Directions =
Look through the material below and give the number of lines holding "during", with no other words.

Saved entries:
----
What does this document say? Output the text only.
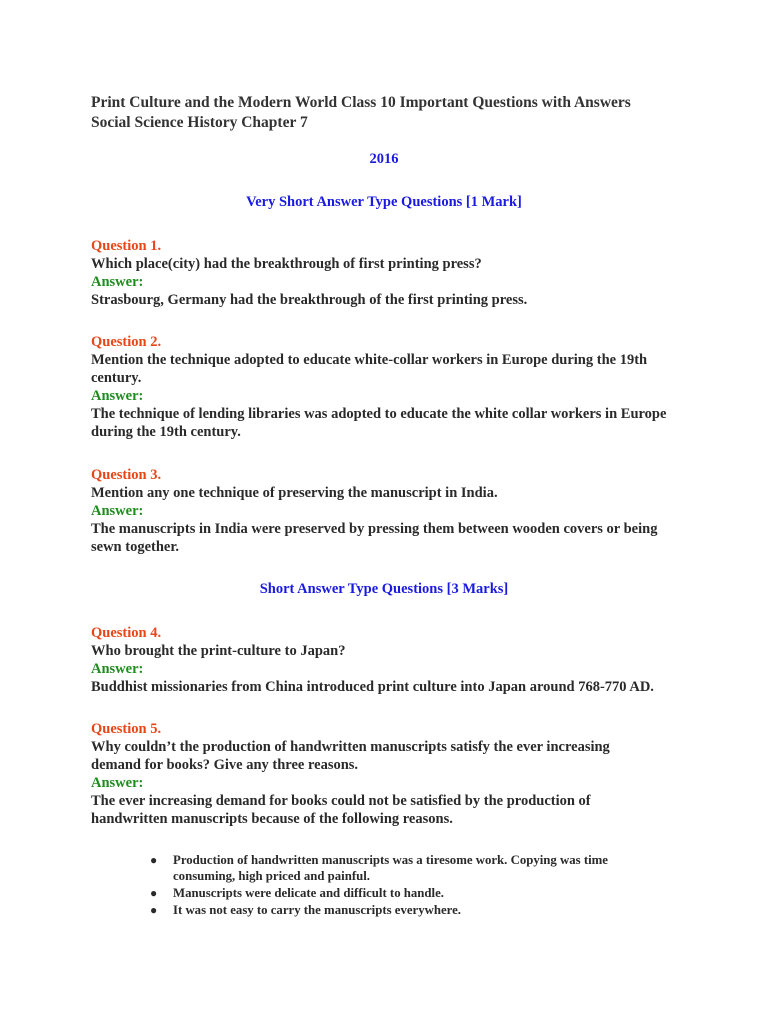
Print Culture and the Modern World Class 10 Important Questions with Answers
Social Science History Chapter 7
2016
Very Short Answer Type Questions [1 Mark]
Question 1.
Which place(city) had the breakthrough of first printing press?
Answer:
Strasbourg, Germany had the breakthrough of the first printing press.
Question 2.
Mention the technique adopted to educate white-collar workers in Europe during the 19th century.
Answer:
The technique of lending libraries was adopted to educate the white collar workers in Europe during the 19th century.
Question 3.
Mention any one technique of preserving the manuscript in India.
Answer:
The manuscripts in India were preserved by pressing them between wooden covers or being sewn together.
Short Answer Type Questions [3 Marks]
Question 4.
Who brought the print-culture to Japan?
Answer:
Buddhist missionaries from China introduced print culture into Japan around 768-770 AD.
Question 5.
Why couldn’t the production of handwritten manuscripts satisfy the ever increasing demand for books? Give any three reasons.
Answer:
The ever increasing demand for books could not be satisfied by the production of handwritten manuscripts because of the following reasons.
● Production of handwritten manuscripts was a tiresome work. Copying was time consuming, high priced and painful.
● Manuscripts were delicate and difficult to handle.
● It was not easy to carry the manuscripts everywhere.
----
Response to the exercise =
2